** What to work on **
Give only the number of lines in these records that contain the word "Management".

** Material **
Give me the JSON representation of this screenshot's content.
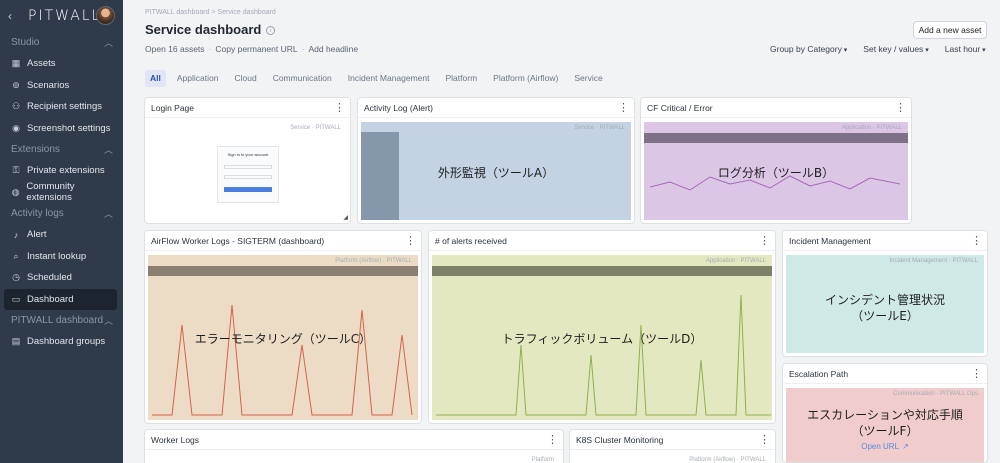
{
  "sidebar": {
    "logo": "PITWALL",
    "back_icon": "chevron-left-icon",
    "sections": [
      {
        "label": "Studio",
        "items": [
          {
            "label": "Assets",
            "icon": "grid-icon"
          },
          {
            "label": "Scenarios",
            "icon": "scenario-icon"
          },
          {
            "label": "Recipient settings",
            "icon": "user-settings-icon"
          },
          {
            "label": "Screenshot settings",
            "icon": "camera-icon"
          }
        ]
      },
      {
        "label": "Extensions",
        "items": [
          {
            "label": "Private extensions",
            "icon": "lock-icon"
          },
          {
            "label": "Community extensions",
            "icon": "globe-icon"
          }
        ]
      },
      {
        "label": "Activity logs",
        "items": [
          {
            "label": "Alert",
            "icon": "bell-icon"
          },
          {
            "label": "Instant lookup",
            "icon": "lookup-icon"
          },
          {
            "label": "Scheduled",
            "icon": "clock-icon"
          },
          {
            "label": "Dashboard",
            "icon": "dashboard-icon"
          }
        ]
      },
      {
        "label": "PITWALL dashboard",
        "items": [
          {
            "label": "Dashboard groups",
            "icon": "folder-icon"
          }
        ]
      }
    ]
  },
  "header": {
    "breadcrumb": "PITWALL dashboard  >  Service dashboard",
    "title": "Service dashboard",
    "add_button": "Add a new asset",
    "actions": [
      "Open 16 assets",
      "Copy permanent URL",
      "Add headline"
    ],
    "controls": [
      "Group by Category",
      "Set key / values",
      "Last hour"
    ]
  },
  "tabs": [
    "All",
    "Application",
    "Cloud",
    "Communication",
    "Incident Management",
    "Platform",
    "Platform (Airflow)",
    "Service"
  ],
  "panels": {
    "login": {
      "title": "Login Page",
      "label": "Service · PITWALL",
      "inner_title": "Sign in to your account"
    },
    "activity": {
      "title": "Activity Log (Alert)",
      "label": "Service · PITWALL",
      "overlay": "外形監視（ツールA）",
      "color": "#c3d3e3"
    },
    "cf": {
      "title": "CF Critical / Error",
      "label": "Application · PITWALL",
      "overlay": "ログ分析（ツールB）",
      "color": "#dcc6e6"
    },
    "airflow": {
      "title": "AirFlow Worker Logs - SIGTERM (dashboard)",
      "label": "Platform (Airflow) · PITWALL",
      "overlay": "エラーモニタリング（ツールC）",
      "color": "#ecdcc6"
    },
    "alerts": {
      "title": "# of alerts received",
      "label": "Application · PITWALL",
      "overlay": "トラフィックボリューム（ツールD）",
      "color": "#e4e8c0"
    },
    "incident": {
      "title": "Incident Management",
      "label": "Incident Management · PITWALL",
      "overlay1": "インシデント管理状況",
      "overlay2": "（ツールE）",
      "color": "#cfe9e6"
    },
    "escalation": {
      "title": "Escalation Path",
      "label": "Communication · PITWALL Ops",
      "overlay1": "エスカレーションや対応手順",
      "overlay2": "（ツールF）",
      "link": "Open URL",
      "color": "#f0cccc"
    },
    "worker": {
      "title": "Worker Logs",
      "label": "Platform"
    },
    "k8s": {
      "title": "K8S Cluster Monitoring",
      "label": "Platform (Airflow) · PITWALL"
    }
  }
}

--

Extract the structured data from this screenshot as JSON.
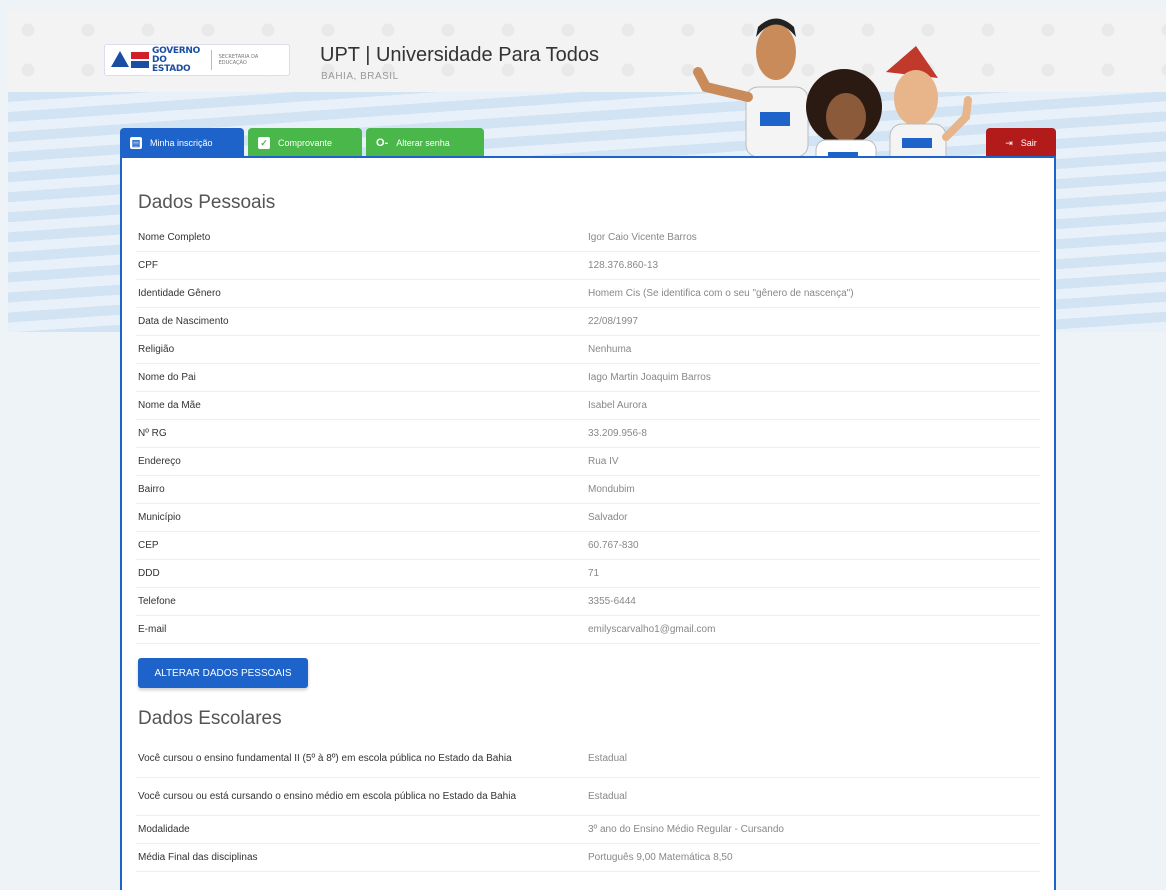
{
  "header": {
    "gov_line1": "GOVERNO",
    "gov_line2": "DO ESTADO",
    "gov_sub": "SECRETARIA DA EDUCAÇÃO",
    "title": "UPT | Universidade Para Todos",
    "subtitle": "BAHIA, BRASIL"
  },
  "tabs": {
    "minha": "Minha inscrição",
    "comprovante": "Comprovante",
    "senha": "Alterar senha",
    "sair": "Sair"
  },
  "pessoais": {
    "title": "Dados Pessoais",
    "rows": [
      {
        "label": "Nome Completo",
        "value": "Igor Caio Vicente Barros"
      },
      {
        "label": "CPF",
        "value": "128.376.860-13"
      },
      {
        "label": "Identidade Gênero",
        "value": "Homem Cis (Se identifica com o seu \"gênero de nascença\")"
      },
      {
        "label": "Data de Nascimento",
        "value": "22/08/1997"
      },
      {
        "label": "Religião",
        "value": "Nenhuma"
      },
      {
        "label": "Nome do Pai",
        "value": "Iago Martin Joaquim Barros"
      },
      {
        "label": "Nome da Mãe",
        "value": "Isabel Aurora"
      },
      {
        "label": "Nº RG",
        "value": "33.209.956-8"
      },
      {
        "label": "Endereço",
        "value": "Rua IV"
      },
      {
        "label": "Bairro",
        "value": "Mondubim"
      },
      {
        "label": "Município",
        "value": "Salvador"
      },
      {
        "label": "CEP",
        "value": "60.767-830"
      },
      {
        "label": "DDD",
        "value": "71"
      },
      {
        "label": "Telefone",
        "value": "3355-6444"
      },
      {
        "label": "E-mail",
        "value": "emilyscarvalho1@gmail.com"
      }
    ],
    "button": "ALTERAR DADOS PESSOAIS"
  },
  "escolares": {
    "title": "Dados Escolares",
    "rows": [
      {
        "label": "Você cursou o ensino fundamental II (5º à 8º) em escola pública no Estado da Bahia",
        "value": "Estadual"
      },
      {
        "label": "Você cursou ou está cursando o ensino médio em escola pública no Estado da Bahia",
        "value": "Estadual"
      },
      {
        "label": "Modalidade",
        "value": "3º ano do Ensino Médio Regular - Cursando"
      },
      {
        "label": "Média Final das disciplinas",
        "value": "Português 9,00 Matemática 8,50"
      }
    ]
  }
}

** Written answer **
3